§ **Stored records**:
((

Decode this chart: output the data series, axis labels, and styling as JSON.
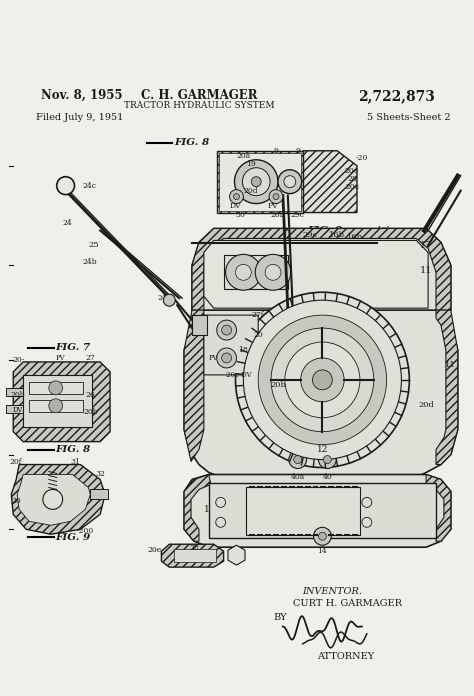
{
  "page_color": "#f0f0eb",
  "title_date": "Nov. 8, 1955",
  "title_inventor": "C. H. GARMAGER",
  "title_patent": "2,722,873",
  "title_subject": "TRACTOR HYDRAULIC SYSTEM",
  "filed_text": "Filed July 9, 1951",
  "sheets_text": "5 Sheets-Sheet 2",
  "inventor_label": "INVENTOR.",
  "inventor_name": "CURT H. GARMAGER",
  "by_label": "BY",
  "attorney_label": "ATTORNEY",
  "dark": "#1a1a1a",
  "gray_hatch": "#888888",
  "gray_fill": "#c8c8c0",
  "gray_light": "#e0e0d8",
  "gray_mid": "#b0b0a8"
}
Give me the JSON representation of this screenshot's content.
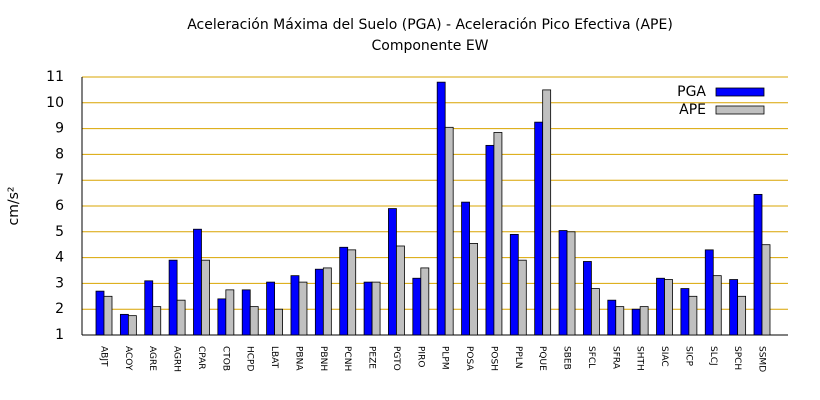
{
  "chart_data": {
    "type": "bar",
    "title": "Aceleración Máxima del Suelo (PGA) -  Aceleración Pico Efectiva (APE)",
    "subtitle": "Componente EW",
    "y_label": "cm/s²",
    "categories": [
      "ABJT",
      "ACOY",
      "AGRE",
      "AGRH",
      "CPAR",
      "CTOB",
      "HCPD",
      "LBAT",
      "PBNA",
      "PBNH",
      "PCNH",
      "PEZE",
      "PGTO",
      "PIRO",
      "PLPM",
      "POSA",
      "POSH",
      "PPLN",
      "PQUE",
      "SBEB",
      "SFCL",
      "SFRA",
      "SHTH",
      "SIAC",
      "SICP",
      "SLCJ",
      "SPCH",
      "SSMD"
    ],
    "series": [
      {
        "name": "PGA",
        "color": "#0000ff",
        "values": [
          2.7,
          1.8,
          3.1,
          3.9,
          5.1,
          2.4,
          2.75,
          3.05,
          3.3,
          3.55,
          4.4,
          3.05,
          5.9,
          3.2,
          10.8,
          6.15,
          8.35,
          4.9,
          9.25,
          5.05,
          3.85,
          2.35,
          2.0,
          3.2,
          2.8,
          4.3,
          3.15,
          6.45
        ]
      },
      {
        "name": "APE",
        "color": "#c0c0c0",
        "values": [
          2.5,
          1.75,
          2.1,
          2.35,
          3.9,
          2.75,
          2.1,
          2.0,
          3.05,
          3.6,
          4.3,
          3.05,
          4.45,
          3.6,
          9.05,
          4.55,
          8.85,
          3.9,
          10.5,
          5.0,
          2.8,
          2.1,
          2.1,
          3.15,
          2.5,
          3.3,
          2.5,
          4.5
        ]
      }
    ],
    "ylim": [
      1,
      11
    ],
    "yticks": [
      1,
      2,
      3,
      4,
      5,
      6,
      7,
      8,
      9,
      10,
      11
    ],
    "grid": true,
    "legend": "top-right"
  }
}
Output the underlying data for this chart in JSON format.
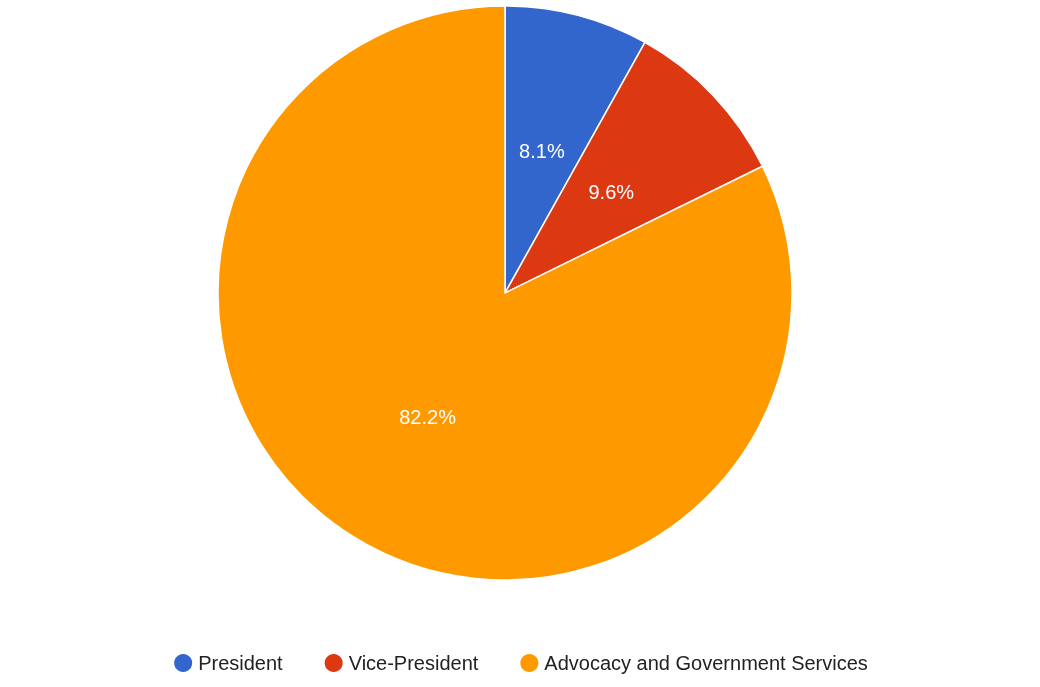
{
  "chart_data": {
    "type": "pie",
    "categories": [
      "President",
      "Vice-President",
      "Advocacy and Government Services"
    ],
    "values": [
      8.1,
      9.6,
      82.2
    ],
    "colors": [
      "#3366cc",
      "#dc3912",
      "#ff9900"
    ],
    "value_labels": [
      "8.1%",
      "9.6%",
      "82.2%"
    ],
    "legend": "bottom"
  }
}
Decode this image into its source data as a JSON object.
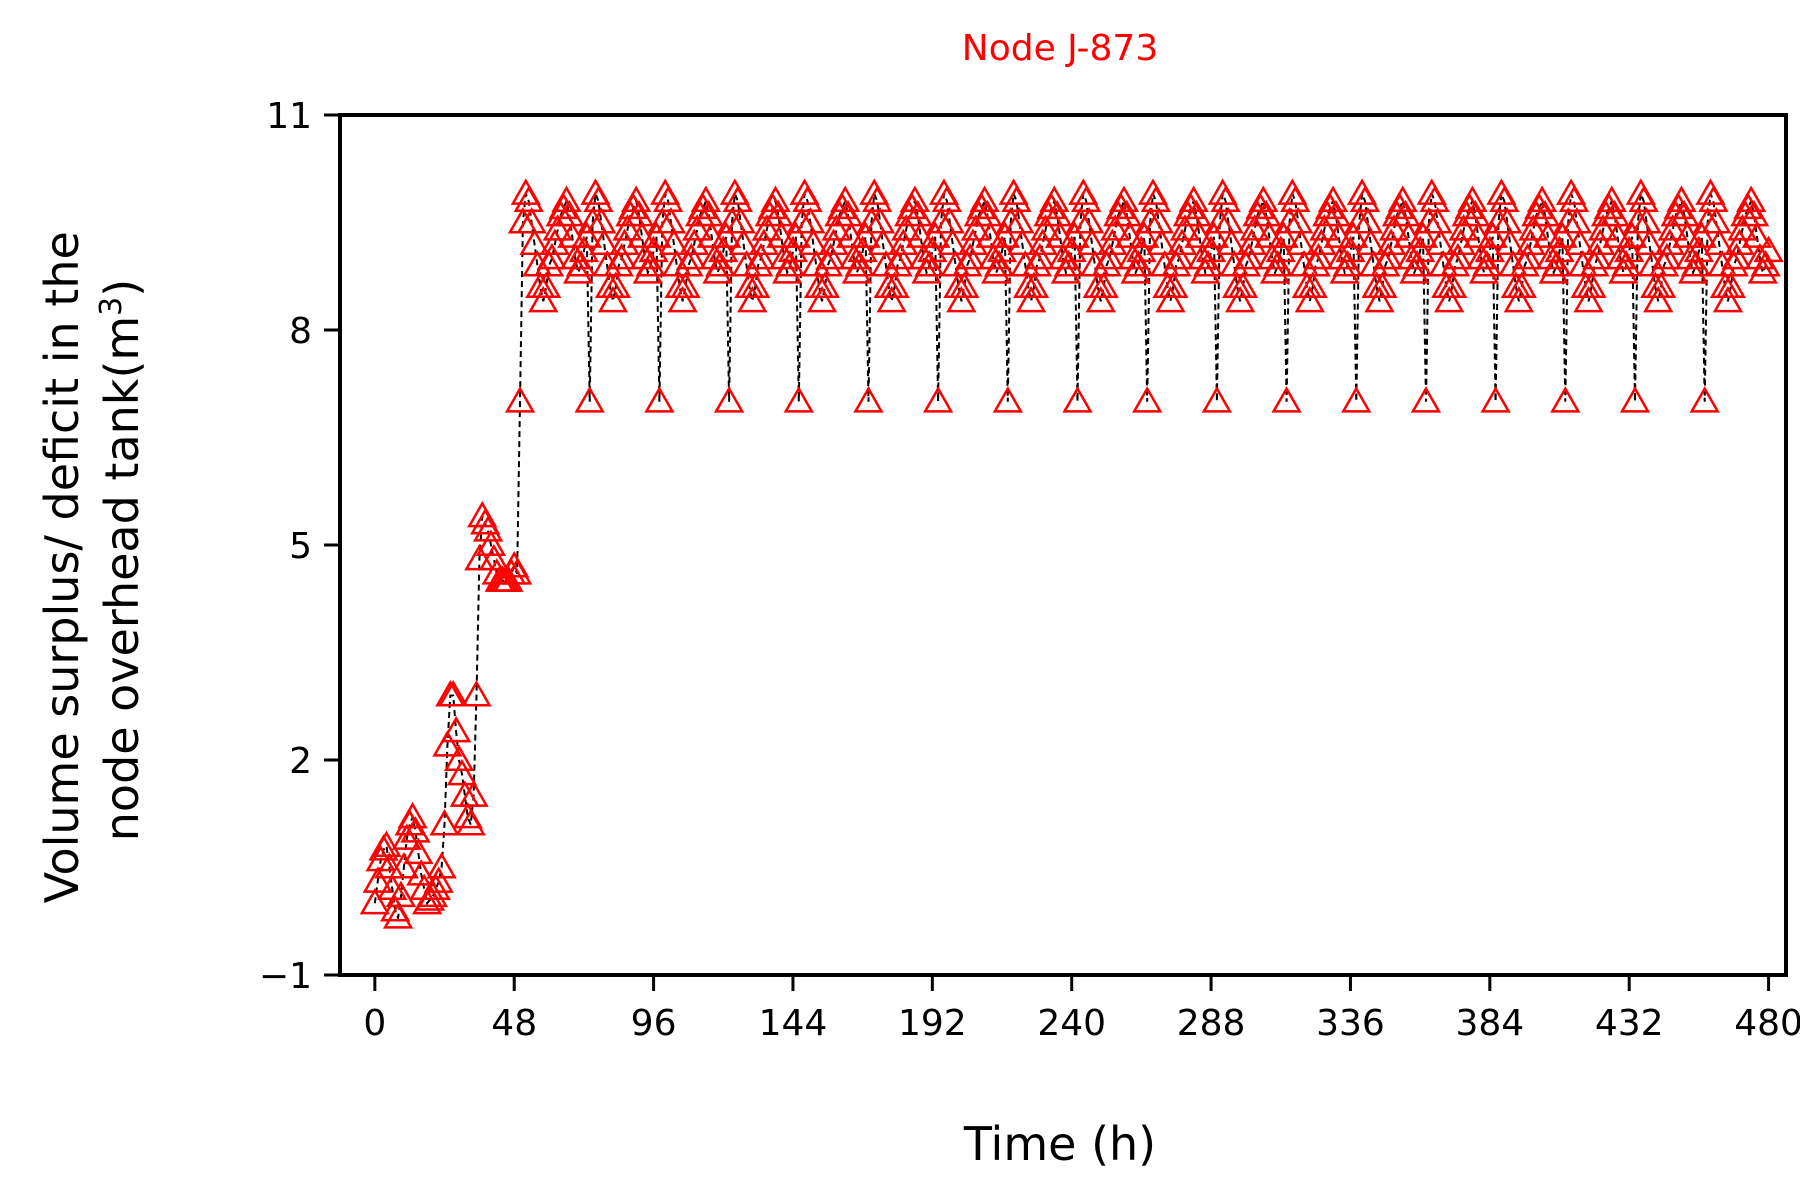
{
  "chart_data": {
    "type": "line",
    "title": "Node J-873",
    "title_color": "#ff0000",
    "xlabel": "Time (h)",
    "ylabel_line1": "Volume surplus/ deficit in the",
    "ylabel_line2": "node overhead tank(m",
    "ylabel_sup": "3",
    "ylabel_close": ")",
    "xlim": [
      -12,
      486
    ],
    "ylim": [
      -1,
      11
    ],
    "xticks": [
      0,
      48,
      96,
      144,
      192,
      240,
      288,
      336,
      384,
      432,
      480
    ],
    "yticks": [
      -1,
      2,
      5,
      8,
      11
    ],
    "ytick_labels": [
      "−1",
      "2",
      "5",
      "8",
      "11"
    ],
    "marker": "triangle-open",
    "marker_color": "#ff0000",
    "line_style": "dashed",
    "line_color": "#000000",
    "grid": false,
    "series": [
      {
        "startup_y": [
          0.0,
          0.3,
          0.6,
          0.75,
          0.8,
          0.5,
          0.2,
          -0.1,
          -0.2,
          0.1,
          0.5,
          0.9,
          1.1,
          1.2,
          1.0,
          0.7,
          0.4,
          0.2,
          0.0,
          0.05,
          0.1,
          0.2,
          0.3,
          0.5,
          1.1,
          2.2,
          2.9,
          2.9,
          2.4,
          2.0,
          1.8,
          1.5,
          1.2,
          1.1,
          1.5,
          2.9,
          4.8,
          5.4,
          5.3,
          5.2,
          5.0,
          4.8,
          4.6,
          4.5,
          4.5,
          4.5,
          4.5,
          4.6,
          4.7,
          4.6
        ],
        "x_start": 0,
        "x_step": 1,
        "periodic_pattern": [
          7.0,
          9.5,
          9.9,
          9.8,
          9.5,
          9.2,
          8.9,
          8.6,
          8.4,
          8.6,
          8.9,
          9.0,
          9.2,
          9.4,
          9.6,
          9.7,
          9.8,
          9.6,
          9.3,
          9.0,
          8.8,
          8.9,
          9.1,
          9.3
        ],
        "periodic_from": 50,
        "periodic_to": 480,
        "periodic_period": 24
      }
    ]
  }
}
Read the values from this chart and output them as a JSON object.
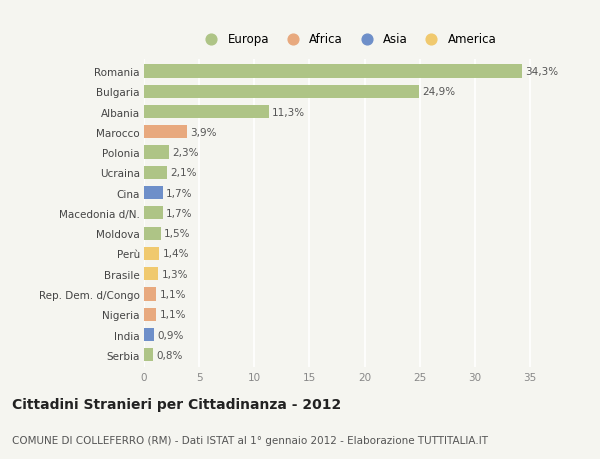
{
  "countries": [
    "Romania",
    "Bulgaria",
    "Albania",
    "Marocco",
    "Polonia",
    "Ucraina",
    "Cina",
    "Macedonia d/N.",
    "Moldova",
    "Perù",
    "Brasile",
    "Rep. Dem. d/Congo",
    "Nigeria",
    "India",
    "Serbia"
  ],
  "values": [
    34.3,
    24.9,
    11.3,
    3.9,
    2.3,
    2.1,
    1.7,
    1.7,
    1.5,
    1.4,
    1.3,
    1.1,
    1.1,
    0.9,
    0.8
  ],
  "labels": [
    "34,3%",
    "24,9%",
    "11,3%",
    "3,9%",
    "2,3%",
    "2,1%",
    "1,7%",
    "1,7%",
    "1,5%",
    "1,4%",
    "1,3%",
    "1,1%",
    "1,1%",
    "0,9%",
    "0,8%"
  ],
  "continents": [
    "Europa",
    "Europa",
    "Europa",
    "Africa",
    "Europa",
    "Europa",
    "Asia",
    "Europa",
    "Europa",
    "America",
    "America",
    "Africa",
    "Africa",
    "Asia",
    "Europa"
  ],
  "continent_colors": {
    "Europa": "#aec486",
    "Africa": "#e8a97e",
    "Asia": "#6e8fc9",
    "America": "#f0c96e"
  },
  "legend_order": [
    "Europa",
    "Africa",
    "Asia",
    "America"
  ],
  "xlim": [
    0,
    37
  ],
  "xticks": [
    0,
    5,
    10,
    15,
    20,
    25,
    30,
    35
  ],
  "title": "Cittadini Stranieri per Cittadinanza - 2012",
  "subtitle": "COMUNE DI COLLEFERRO (RM) - Dati ISTAT al 1° gennaio 2012 - Elaborazione TUTTITALIA.IT",
  "bg_color": "#f5f5f0",
  "bar_height": 0.65,
  "label_fontsize": 7.5,
  "ytick_fontsize": 7.5,
  "xtick_fontsize": 7.5,
  "title_fontsize": 10,
  "subtitle_fontsize": 7.5
}
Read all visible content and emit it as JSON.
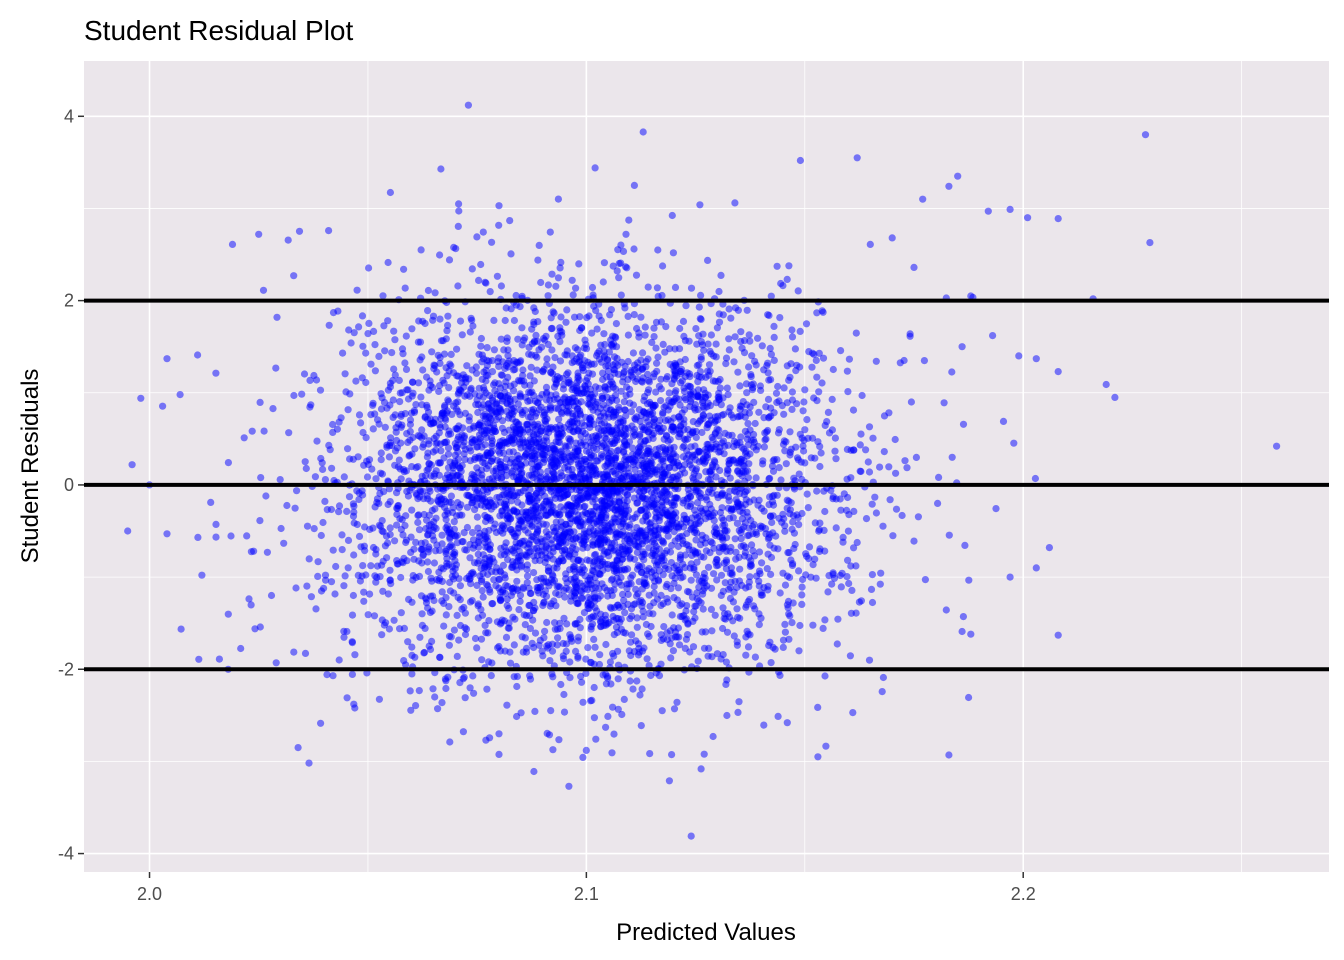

))

§ **Task directions**: Transcribe the records above exactly, omitting every picture they contain.

§ **Full solution**:
Decode this chart: output the data series, axis labels, and styling as JSON.
{
  "page_color": "#f0f0eb",
  "title_date": "Nov. 8, 1955",
  "title_inventor": "C. H. GARMAGER",
  "title_patent": "2,722,873",
  "title_subject": "TRACTOR HYDRAULIC SYSTEM",
  "filed_text": "Filed July 9, 1951",
  "sheets_text": "5 Sheets-Sheet 2",
  "inventor_label": "INVENTOR.",
  "inventor_name": "CURT H. GARMAGER",
  "by_label": "BY",
  "attorney_label": "ATTORNEY",
  "dark": "#1a1a1a",
  "gray_hatch": "#888888",
  "gray_fill": "#c8c8c0",
  "gray_light": "#e0e0d8",
  "gray_mid": "#b0b0a8"
}
Give me the JSON representation of this screenshot's content.
{
  "chart_data": {
    "type": "bar",
    "title": "Aceleración Máxima del Suelo (PGA) -  Aceleración Pico Efectiva (APE)",
    "subtitle": "Componente EW",
    "y_label": "cm/s²",
    "categories": [
      "ABJT",
      "ACOY",
      "AGRE",
      "AGRH",
      "CPAR",
      "CTOB",
      "HCPD",
      "LBAT",
      "PBNA",
      "PBNH",
      "PCNH",
      "PEZE",
      "PGTO",
      "PIRO",
      "PLPM",
      "POSA",
      "POSH",
      "PPLN",
      "PQUE",
      "SBEB",
      "SFCL",
      "SFRA",
      "SHTH",
      "SIAC",
      "SICP",
      "SLCJ",
      "SPCH",
      "SSMD"
    ],
    "series": [
      {
        "name": "PGA",
        "color": "#0000ff",
        "values": [
          2.7,
          1.8,
          3.1,
          3.9,
          5.1,
          2.4,
          2.75,
          3.05,
          3.3,
          3.55,
          4.4,
          3.05,
          5.9,
          3.2,
          10.8,
          6.15,
          8.35,
          4.9,
          9.25,
          5.05,
          3.85,
          2.35,
          2.0,
          3.2,
          2.8,
          4.3,
          3.15,
          6.45
        ]
      },
      {
        "name": "APE",
        "color": "#c0c0c0",
        "values": [
          2.5,
          1.75,
          2.1,
          2.35,
          3.9,
          2.75,
          2.1,
          2.0,
          3.05,
          3.6,
          4.3,
          3.05,
          4.45,
          3.6,
          9.05,
          4.55,
          8.85,
          3.9,
          10.5,
          5.0,
          2.8,
          2.1,
          2.1,
          3.15,
          2.5,
          3.3,
          2.5,
          4.5
        ]
      }
    ],
    "ylim": [
      1,
      11
    ],
    "yticks": [
      1,
      2,
      3,
      4,
      5,
      6,
      7,
      8,
      9,
      10,
      11
    ],
    "grid": true,
    "legend": "top-right"
  }
}
Output the underlying data for this chart in JSON format.
{
  "chart_data": {
    "type": "pie",
    "categories": [
      "President",
      "Vice-President",
      "Advocacy and Government Services"
    ],
    "values": [
      8.1,
      9.6,
      82.2
    ],
    "colors": [
      "#3366cc",
      "#dc3912",
      "#ff9900"
    ],
    "value_labels": [
      "8.1%",
      "9.6%",
      "82.2%"
    ],
    "legend": "bottom"
  }
}
Decode this image into its source data as a JSON object.
{
  "chart_data": {
    "type": "line",
    "title": "Node J-873",
    "title_color": "#ff0000",
    "xlabel": "Time (h)",
    "ylabel_line1": "Volume surplus/ deficit in the",
    "ylabel_line2": "node overhead tank(m",
    "ylabel_sup": "3",
    "ylabel_close": ")",
    "xlim": [
      -12,
      486
    ],
    "ylim": [
      -1,
      11
    ],
    "xticks": [
      0,
      48,
      96,
      144,
      192,
      240,
      288,
      336,
      384,
      432,
      480
    ],
    "yticks": [
      -1,
      2,
      5,
      8,
      11
    ],
    "ytick_labels": [
      "−1",
      "2",
      "5",
      "8",
      "11"
    ],
    "marker": "triangle-open",
    "marker_color": "#ff0000",
    "line_style": "dashed",
    "line_color": "#000000",
    "grid": false,
    "series": [
      {
        "startup_y": [
          0.0,
          0.3,
          0.6,
          0.75,
          0.8,
          0.5,
          0.2,
          -0.1,
          -0.2,
          0.1,
          0.5,
          0.9,
          1.1,
          1.2,
          1.0,
          0.7,
          0.4,
          0.2,
          0.0,
          0.05,
          0.1,
          0.2,
          0.3,
          0.5,
          1.1,
          2.2,
          2.9,
          2.9,
          2.4,
          2.0,
          1.8,
          1.5,
          1.2,
          1.1,
          1.5,
          2.9,
          4.8,
          5.4,
          5.3,
          5.2,
          5.0,
          4.8,
          4.6,
          4.5,
          4.5,
          4.5,
          4.5,
          4.6,
          4.7,
          4.6
        ],
        "x_start": 0,
        "x_step": 1,
        "periodic_pattern": [
          7.0,
          9.5,
          9.9,
          9.8,
          9.5,
          9.2,
          8.9,
          8.6,
          8.4,
          8.6,
          8.9,
          9.0,
          9.2,
          9.4,
          9.6,
          9.7,
          9.8,
          9.6,
          9.3,
          9.0,
          8.8,
          8.9,
          9.1,
          9.3
        ],
        "periodic_from": 50,
        "periodic_to": 480,
        "periodic_period": 24
      }
    ]
  }
}
Read the values from this chart and output them as a JSON object.
{
  "countries": [
    "Romania",
    "Bulgaria",
    "Albania",
    "Marocco",
    "Polonia",
    "Ucraina",
    "Cina",
    "Macedonia d/N.",
    "Moldova",
    "Perù",
    "Brasile",
    "Rep. Dem. d/Congo",
    "Nigeria",
    "India",
    "Serbia"
  ],
  "values": [
    34.3,
    24.9,
    11.3,
    3.9,
    2.3,
    2.1,
    1.7,
    1.7,
    1.5,
    1.4,
    1.3,
    1.1,
    1.1,
    0.9,
    0.8
  ],
  "labels": [
    "34,3%",
    "24,9%",
    "11,3%",
    "3,9%",
    "2,3%",
    "2,1%",
    "1,7%",
    "1,7%",
    "1,5%",
    "1,4%",
    "1,3%",
    "1,1%",
    "1,1%",
    "0,9%",
    "0,8%"
  ],
  "continents": [
    "Europa",
    "Europa",
    "Europa",
    "Africa",
    "Europa",
    "Europa",
    "Asia",
    "Europa",
    "Europa",
    "America",
    "America",
    "Africa",
    "Africa",
    "Asia",
    "Europa"
  ],
  "continent_colors": {
    "Europa": "#aec486",
    "Africa": "#e8a97e",
    "Asia": "#6e8fc9",
    "America": "#f0c96e"
  },
  "legend_order": [
    "Europa",
    "Africa",
    "Asia",
    "America"
  ],
  "xlim": [
    0,
    37
  ],
  "xticks": [
    0,
    5,
    10,
    15,
    20,
    25,
    30,
    35
  ],
  "title": "Cittadini Stranieri per Cittadinanza - 2012",
  "subtitle": "COMUNE DI COLLEFERRO (RM) - Dati ISTAT al 1° gennaio 2012 - Elaborazione TUTTITALIA.IT",
  "bg_color": "#f5f5f0",
  "bar_height": 0.65,
  "label_fontsize": 7.5,
  "ytick_fontsize": 7.5,
  "xtick_fontsize": 7.5,
  "title_fontsize": 10,
  "subtitle_fontsize": 7.5
}
Read all visible content and emit it as JSON.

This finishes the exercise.